--- BEGIN Extracted data ---
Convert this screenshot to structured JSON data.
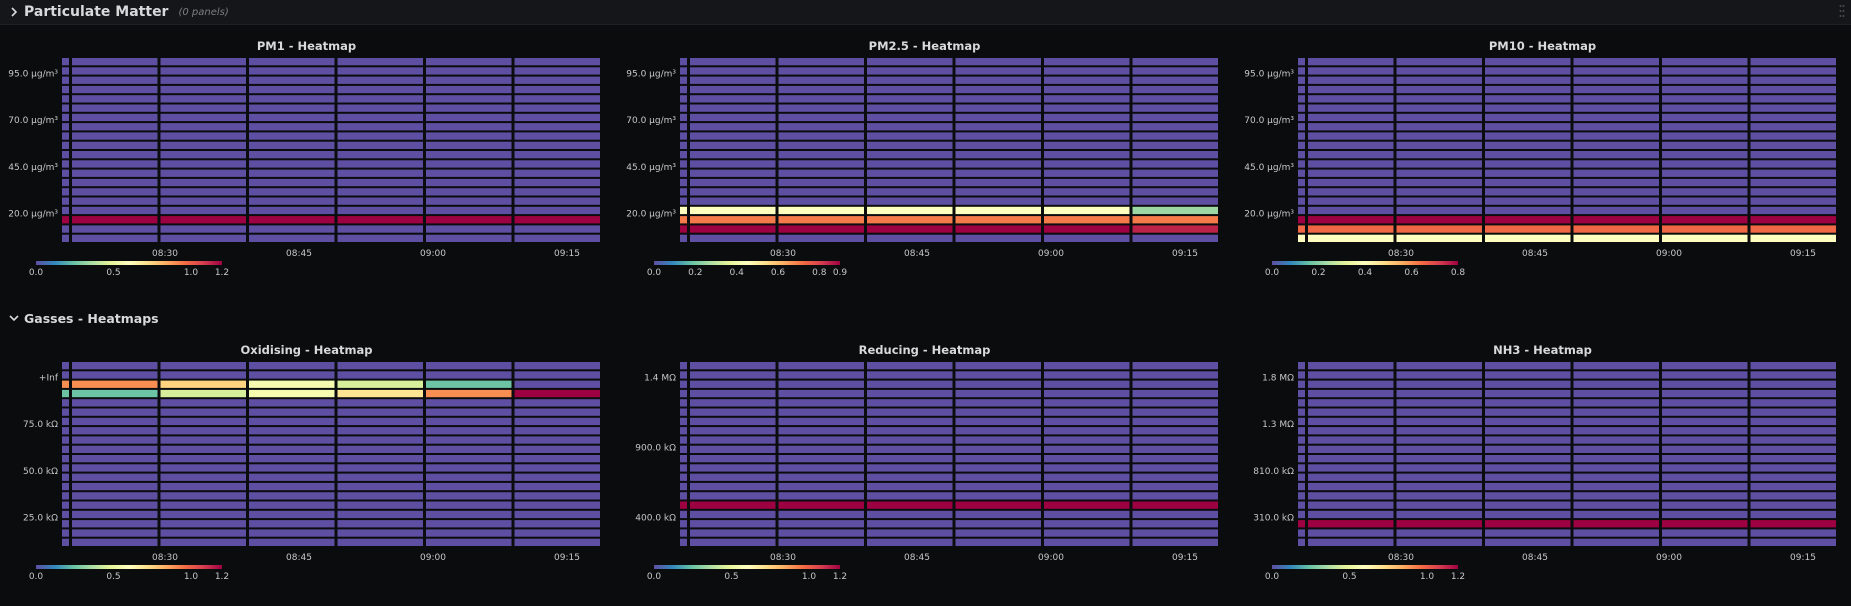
{
  "rows": {
    "particulate": {
      "title": "Particulate Matter",
      "subtitle": "(0 panels)",
      "collapsed": true
    },
    "gasses": {
      "title": "Gasses - Heatmaps",
      "collapsed": false
    }
  },
  "colors": {
    "background": "#0b0c0e",
    "cell_low": "#5e4fa2"
  },
  "panels": {
    "pm1": {
      "title": "PM1 - Heatmap"
    },
    "pm25": {
      "title": "PM2.5 - Heatmap"
    },
    "pm10": {
      "title": "PM10 - Heatmap"
    },
    "oxidising": {
      "title": "Oxidising - Heatmap"
    },
    "reducing": {
      "title": "Reducing - Heatmap"
    },
    "nh3": {
      "title": "NH3 - Heatmap"
    }
  },
  "chart_data": [
    {
      "id": "pm1",
      "type": "heatmap",
      "title": "PM1 - Heatmap",
      "x_ticks": [
        "08:30",
        "08:45",
        "09:00",
        "09:15"
      ],
      "y_ticks": [
        "95.0 µg/m³",
        "70.0 µg/m³",
        "45.0 µg/m³",
        "20.0 µg/m³"
      ],
      "y_buckets": 20,
      "x_columns": 6,
      "highlight_rows": [
        {
          "bucket": 2,
          "values": [
            1.2,
            1.2,
            1.2,
            1.2,
            1.2,
            1.2
          ]
        }
      ],
      "legend": {
        "min": 0,
        "max": 1.2,
        "ticks": [
          "0.0",
          "0.5",
          "1.0",
          "1.2"
        ]
      }
    },
    {
      "id": "pm25",
      "type": "heatmap",
      "title": "PM2.5 - Heatmap",
      "x_ticks": [
        "08:30",
        "08:45",
        "09:00",
        "09:15"
      ],
      "y_ticks": [
        "95.0 µg/m³",
        "70.0 µg/m³",
        "45.0 µg/m³",
        "20.0 µg/m³"
      ],
      "y_buckets": 20,
      "x_columns": 6,
      "highlight_rows": [
        {
          "bucket": 1,
          "values": [
            0.9,
            0.9,
            0.9,
            0.9,
            0.9,
            0.85
          ]
        },
        {
          "bucket": 2,
          "values": [
            0.7,
            0.7,
            0.7,
            0.7,
            0.7,
            0.7
          ]
        },
        {
          "bucket": 3,
          "values": [
            0.45,
            0.45,
            0.45,
            0.45,
            0.45,
            0.25
          ]
        }
      ],
      "legend": {
        "min": 0,
        "max": 0.9,
        "ticks": [
          "0.0",
          "0.2",
          "0.4",
          "0.6",
          "0.8",
          "0.9"
        ]
      }
    },
    {
      "id": "pm10",
      "type": "heatmap",
      "title": "PM10 - Heatmap",
      "x_ticks": [
        "08:30",
        "08:45",
        "09:00",
        "09:15"
      ],
      "y_ticks": [
        "95.0 µg/m³",
        "70.0 µg/m³",
        "45.0 µg/m³",
        "20.0 µg/m³"
      ],
      "y_buckets": 20,
      "x_columns": 6,
      "highlight_rows": [
        {
          "bucket": 0,
          "values": [
            0.4,
            0.4,
            0.4,
            0.4,
            0.4,
            0.4
          ]
        },
        {
          "bucket": 1,
          "values": [
            0.65,
            0.65,
            0.65,
            0.65,
            0.65,
            0.65
          ]
        },
        {
          "bucket": 2,
          "values": [
            0.8,
            0.8,
            0.8,
            0.8,
            0.8,
            0.8
          ]
        }
      ],
      "legend": {
        "min": 0,
        "max": 0.8,
        "ticks": [
          "0.0",
          "0.2",
          "0.4",
          "0.6",
          "0.8"
        ]
      }
    },
    {
      "id": "oxidising",
      "type": "heatmap",
      "title": "Oxidising - Heatmap",
      "x_ticks": [
        "08:30",
        "08:45",
        "09:00",
        "09:15"
      ],
      "y_ticks": [
        "+Inf",
        "75.0 kΩ",
        "50.0 kΩ",
        "25.0 kΩ"
      ],
      "y_buckets": 20,
      "x_columns": 6,
      "highlight_rows": [
        {
          "bucket": 17,
          "values": [
            0.9,
            0.75,
            0.55,
            0.45,
            0.25,
            0
          ]
        },
        {
          "bucket": 16,
          "values": [
            0.25,
            0.45,
            0.55,
            0.7,
            0.9,
            1.2
          ]
        }
      ],
      "legend": {
        "min": 0,
        "max": 1.2,
        "ticks": [
          "0.0",
          "0.5",
          "1.0",
          "1.2"
        ]
      }
    },
    {
      "id": "reducing",
      "type": "heatmap",
      "title": "Reducing - Heatmap",
      "x_ticks": [
        "08:30",
        "08:45",
        "09:00",
        "09:15"
      ],
      "y_ticks": [
        "1.4 MΩ",
        "900.0 kΩ",
        "400.0 kΩ"
      ],
      "y_buckets": 20,
      "x_columns": 6,
      "highlight_rows": [
        {
          "bucket": 4,
          "values": [
            1.2,
            1.2,
            1.2,
            1.2,
            1.2,
            1.2
          ]
        }
      ],
      "legend": {
        "min": 0,
        "max": 1.2,
        "ticks": [
          "0.0",
          "0.5",
          "1.0",
          "1.2"
        ]
      }
    },
    {
      "id": "nh3",
      "type": "heatmap",
      "title": "NH3 - Heatmap",
      "x_ticks": [
        "08:30",
        "08:45",
        "09:00",
        "09:15"
      ],
      "y_ticks": [
        "1.8 MΩ",
        "1.3 MΩ",
        "810.0 kΩ",
        "310.0 kΩ"
      ],
      "y_buckets": 20,
      "x_columns": 6,
      "highlight_rows": [
        {
          "bucket": 2,
          "values": [
            1.2,
            1.2,
            1.2,
            1.2,
            1.2,
            1.2
          ]
        }
      ],
      "legend": {
        "min": 0,
        "max": 1.2,
        "ticks": [
          "0.0",
          "0.5",
          "1.0",
          "1.2"
        ]
      }
    }
  ]
}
--- END Extracted data ---
(Your instructions):
Images must not appear in the copy; reproduce everything else in the records verbatim.

(Answer to the exercise):
Convert this screenshot to structured JSON data.
{
  "rows": {
    "particulate": {
      "title": "Particulate Matter",
      "subtitle": "(0 panels)",
      "collapsed": true
    },
    "gasses": {
      "title": "Gasses - Heatmaps",
      "collapsed": false
    }
  },
  "colors": {
    "background": "#0b0c0e",
    "cell_low": "#5e4fa2"
  },
  "panels": {
    "pm1": {
      "title": "PM1 - Heatmap"
    },
    "pm25": {
      "title": "PM2.5 - Heatmap"
    },
    "pm10": {
      "title": "PM10 - Heatmap"
    },
    "oxidising": {
      "title": "Oxidising - Heatmap"
    },
    "reducing": {
      "title": "Reducing - Heatmap"
    },
    "nh3": {
      "title": "NH3 - Heatmap"
    }
  },
  "chart_data": [
    {
      "id": "pm1",
      "type": "heatmap",
      "title": "PM1 - Heatmap",
      "x_ticks": [
        "08:30",
        "08:45",
        "09:00",
        "09:15"
      ],
      "y_ticks": [
        "95.0 µg/m³",
        "70.0 µg/m³",
        "45.0 µg/m³",
        "20.0 µg/m³"
      ],
      "y_buckets": 20,
      "x_columns": 6,
      "highlight_rows": [
        {
          "bucket": 2,
          "values": [
            1.2,
            1.2,
            1.2,
            1.2,
            1.2,
            1.2
          ]
        }
      ],
      "legend": {
        "min": 0,
        "max": 1.2,
        "ticks": [
          "0.0",
          "0.5",
          "1.0",
          "1.2"
        ]
      }
    },
    {
      "id": "pm25",
      "type": "heatmap",
      "title": "PM2.5 - Heatmap",
      "x_ticks": [
        "08:30",
        "08:45",
        "09:00",
        "09:15"
      ],
      "y_ticks": [
        "95.0 µg/m³",
        "70.0 µg/m³",
        "45.0 µg/m³",
        "20.0 µg/m³"
      ],
      "y_buckets": 20,
      "x_columns": 6,
      "highlight_rows": [
        {
          "bucket": 1,
          "values": [
            0.9,
            0.9,
            0.9,
            0.9,
            0.9,
            0.85
          ]
        },
        {
          "bucket": 2,
          "values": [
            0.7,
            0.7,
            0.7,
            0.7,
            0.7,
            0.7
          ]
        },
        {
          "bucket": 3,
          "values": [
            0.45,
            0.45,
            0.45,
            0.45,
            0.45,
            0.25
          ]
        }
      ],
      "legend": {
        "min": 0,
        "max": 0.9,
        "ticks": [
          "0.0",
          "0.2",
          "0.4",
          "0.6",
          "0.8",
          "0.9"
        ]
      }
    },
    {
      "id": "pm10",
      "type": "heatmap",
      "title": "PM10 - Heatmap",
      "x_ticks": [
        "08:30",
        "08:45",
        "09:00",
        "09:15"
      ],
      "y_ticks": [
        "95.0 µg/m³",
        "70.0 µg/m³",
        "45.0 µg/m³",
        "20.0 µg/m³"
      ],
      "y_buckets": 20,
      "x_columns": 6,
      "highlight_rows": [
        {
          "bucket": 0,
          "values": [
            0.4,
            0.4,
            0.4,
            0.4,
            0.4,
            0.4
          ]
        },
        {
          "bucket": 1,
          "values": [
            0.65,
            0.65,
            0.65,
            0.65,
            0.65,
            0.65
          ]
        },
        {
          "bucket": 2,
          "values": [
            0.8,
            0.8,
            0.8,
            0.8,
            0.8,
            0.8
          ]
        }
      ],
      "legend": {
        "min": 0,
        "max": 0.8,
        "ticks": [
          "0.0",
          "0.2",
          "0.4",
          "0.6",
          "0.8"
        ]
      }
    },
    {
      "id": "oxidising",
      "type": "heatmap",
      "title": "Oxidising - Heatmap",
      "x_ticks": [
        "08:30",
        "08:45",
        "09:00",
        "09:15"
      ],
      "y_ticks": [
        "+Inf",
        "75.0 kΩ",
        "50.0 kΩ",
        "25.0 kΩ"
      ],
      "y_buckets": 20,
      "x_columns": 6,
      "highlight_rows": [
        {
          "bucket": 17,
          "values": [
            0.9,
            0.75,
            0.55,
            0.45,
            0.25,
            0
          ]
        },
        {
          "bucket": 16,
          "values": [
            0.25,
            0.45,
            0.55,
            0.7,
            0.9,
            1.2
          ]
        }
      ],
      "legend": {
        "min": 0,
        "max": 1.2,
        "ticks": [
          "0.0",
          "0.5",
          "1.0",
          "1.2"
        ]
      }
    },
    {
      "id": "reducing",
      "type": "heatmap",
      "title": "Reducing - Heatmap",
      "x_ticks": [
        "08:30",
        "08:45",
        "09:00",
        "09:15"
      ],
      "y_ticks": [
        "1.4 MΩ",
        "900.0 kΩ",
        "400.0 kΩ"
      ],
      "y_buckets": 20,
      "x_columns": 6,
      "highlight_rows": [
        {
          "bucket": 4,
          "values": [
            1.2,
            1.2,
            1.2,
            1.2,
            1.2,
            1.2
          ]
        }
      ],
      "legend": {
        "min": 0,
        "max": 1.2,
        "ticks": [
          "0.0",
          "0.5",
          "1.0",
          "1.2"
        ]
      }
    },
    {
      "id": "nh3",
      "type": "heatmap",
      "title": "NH3 - Heatmap",
      "x_ticks": [
        "08:30",
        "08:45",
        "09:00",
        "09:15"
      ],
      "y_ticks": [
        "1.8 MΩ",
        "1.3 MΩ",
        "810.0 kΩ",
        "310.0 kΩ"
      ],
      "y_buckets": 20,
      "x_columns": 6,
      "highlight_rows": [
        {
          "bucket": 2,
          "values": [
            1.2,
            1.2,
            1.2,
            1.2,
            1.2,
            1.2
          ]
        }
      ],
      "legend": {
        "min": 0,
        "max": 1.2,
        "ticks": [
          "0.0",
          "0.5",
          "1.0",
          "1.2"
        ]
      }
    }
  ]
}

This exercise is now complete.